■ **Objective**
What follows is a set of records, each of which is to be written out exactly.

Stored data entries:
begin

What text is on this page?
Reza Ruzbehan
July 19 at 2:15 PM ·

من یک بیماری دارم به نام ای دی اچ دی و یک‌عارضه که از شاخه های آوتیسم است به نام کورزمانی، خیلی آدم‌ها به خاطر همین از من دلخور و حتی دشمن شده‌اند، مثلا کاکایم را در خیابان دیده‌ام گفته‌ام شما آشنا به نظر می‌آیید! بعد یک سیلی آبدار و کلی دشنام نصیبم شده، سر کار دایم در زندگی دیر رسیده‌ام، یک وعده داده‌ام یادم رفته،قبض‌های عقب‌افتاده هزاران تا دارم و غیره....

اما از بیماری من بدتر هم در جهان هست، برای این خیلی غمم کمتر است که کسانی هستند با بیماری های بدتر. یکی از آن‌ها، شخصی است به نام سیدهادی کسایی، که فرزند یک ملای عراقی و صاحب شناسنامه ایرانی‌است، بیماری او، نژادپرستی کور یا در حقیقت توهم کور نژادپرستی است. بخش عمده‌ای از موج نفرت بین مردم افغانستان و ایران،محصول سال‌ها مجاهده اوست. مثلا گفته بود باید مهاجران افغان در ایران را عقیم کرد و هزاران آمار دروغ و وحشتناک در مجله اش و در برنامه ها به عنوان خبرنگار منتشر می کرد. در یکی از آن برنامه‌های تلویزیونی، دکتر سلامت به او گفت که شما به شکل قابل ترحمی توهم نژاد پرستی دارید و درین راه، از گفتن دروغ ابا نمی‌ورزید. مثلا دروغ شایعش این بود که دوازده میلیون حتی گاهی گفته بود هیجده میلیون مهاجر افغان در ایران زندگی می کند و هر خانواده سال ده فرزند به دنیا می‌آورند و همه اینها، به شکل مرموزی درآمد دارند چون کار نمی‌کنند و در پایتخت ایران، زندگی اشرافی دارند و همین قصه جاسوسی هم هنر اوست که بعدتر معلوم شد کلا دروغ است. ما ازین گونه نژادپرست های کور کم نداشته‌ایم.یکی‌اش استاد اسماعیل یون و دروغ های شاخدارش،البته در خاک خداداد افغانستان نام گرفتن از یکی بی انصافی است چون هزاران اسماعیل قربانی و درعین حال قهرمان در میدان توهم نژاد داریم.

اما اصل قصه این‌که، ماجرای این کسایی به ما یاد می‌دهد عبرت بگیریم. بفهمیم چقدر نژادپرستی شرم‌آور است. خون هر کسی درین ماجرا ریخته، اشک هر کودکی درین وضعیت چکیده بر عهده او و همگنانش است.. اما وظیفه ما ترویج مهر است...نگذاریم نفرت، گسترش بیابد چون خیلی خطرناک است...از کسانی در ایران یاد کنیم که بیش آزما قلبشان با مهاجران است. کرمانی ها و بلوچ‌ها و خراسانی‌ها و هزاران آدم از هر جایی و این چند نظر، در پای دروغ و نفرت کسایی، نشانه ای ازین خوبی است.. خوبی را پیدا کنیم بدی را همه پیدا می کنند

end

■ **Exercise solution**
What text is on this page?
Reza Ruzbehan
July 19 at 2:15 PM ·

من یک بیماری دارم به نام ای دی اچ دی و یک‌عارضه که از شاخه های آوتیسم است به نام کورزمانی، خیلی آدم‌ها به خاطر همین از من دلخور و حتی دشمن شده‌اند، مثلا کاکایم را در خیابان دیده‌ام گفته‌ام شما آشنا به نظر می‌آیید! بعد یک سیلی آبدار و کلی دشنام نصیبم شده، سر کار دایم در زندگی دیر رسیده‌ام، یک وعده داده‌ام یادم رفته،قبض‌های عقب‌افتاده هزاران تا دارم و غیره....

اما از بیماری من بدتر هم در جهان هست، برای این خیلی غمم کمتر است که کسانی هستند با بیماری های بدتر. یکی از آن‌ها، شخصی است به نام سیدهادی کسایی، که فرزند یک ملای عراقی و صاحب شناسنامه ایرانی‌است، بیماری او، نژادپرستی کور یا در حقیقت توهم کور نژادپرستی است. بخش عمده‌ای از موج نفرت بین مردم افغانستان و ایران،محصول سال‌ها مجاهده اوست. مثلا گفته بود باید مهاجران افغان در ایران را عقیم کرد و هزاران آمار دروغ و وحشتناک در مجله اش و در برنامه ها به عنوان خبرنگار منتشر می کرد. در یکی از آن برنامه‌های تلویزیونی، دکتر سلامت به او گفت که شما به شکل قابل ترحمی توهم نژاد پرستی دارید و درین راه، از گفتن دروغ ابا نمی‌ورزید. مثلا دروغ شایعش این بود که دوازده میلیون حتی گاهی گفته بود هیجده میلیون مهاجر افغان در ایران زندگی می کند و هر خانواده سال ده فرزند به دنیا می‌آورند و همه اینها، به شکل مرموزی درآمد دارند چون کار نمی‌کنند و در پایتخت ایران، زندگی اشرافی دارند و همین قصه جاسوسی هم هنر اوست که بعدتر معلوم شد کلا دروغ است. ما ازین گونه نژادپرست های کور کم نداشته‌ایم.یکی‌اش استاد اسماعیل یون و دروغ های شاخدارش،البته در خاک خداداد افغانستان نام گرفتن از یکی بی انصافی است چون هزاران اسماعیل قربانی و درعین حال قهرمان در میدان توهم نژاد داریم.

اما اصل قصه این‌که، ماجرای این کسایی به ما یاد می‌دهد عبرت بگیریم. بفهمیم چقدر نژادپرستی شرم‌آور است. خون هر کسی درین ماجرا ریخته، اشک هر کودکی درین وضعیت چکیده بر عهده او و همگنانش است.. اما وظیفه ما ترویج مهر است...نگذاریم نفرت، گسترش بیابد چون خیلی خطرناک است...از کسانی در ایران یاد کنیم که بیش آزما قلبشان با مهاجران است. کرمانی ها و بلوچ‌ها و خراسانی‌ها و هزاران آدم از هر جایی و این چند نظر، در پای دروغ و نفرت کسایی، نشانه ای ازین خوبی است.. خوبی را پیدا کنیم بدی را همه پیدا می کنند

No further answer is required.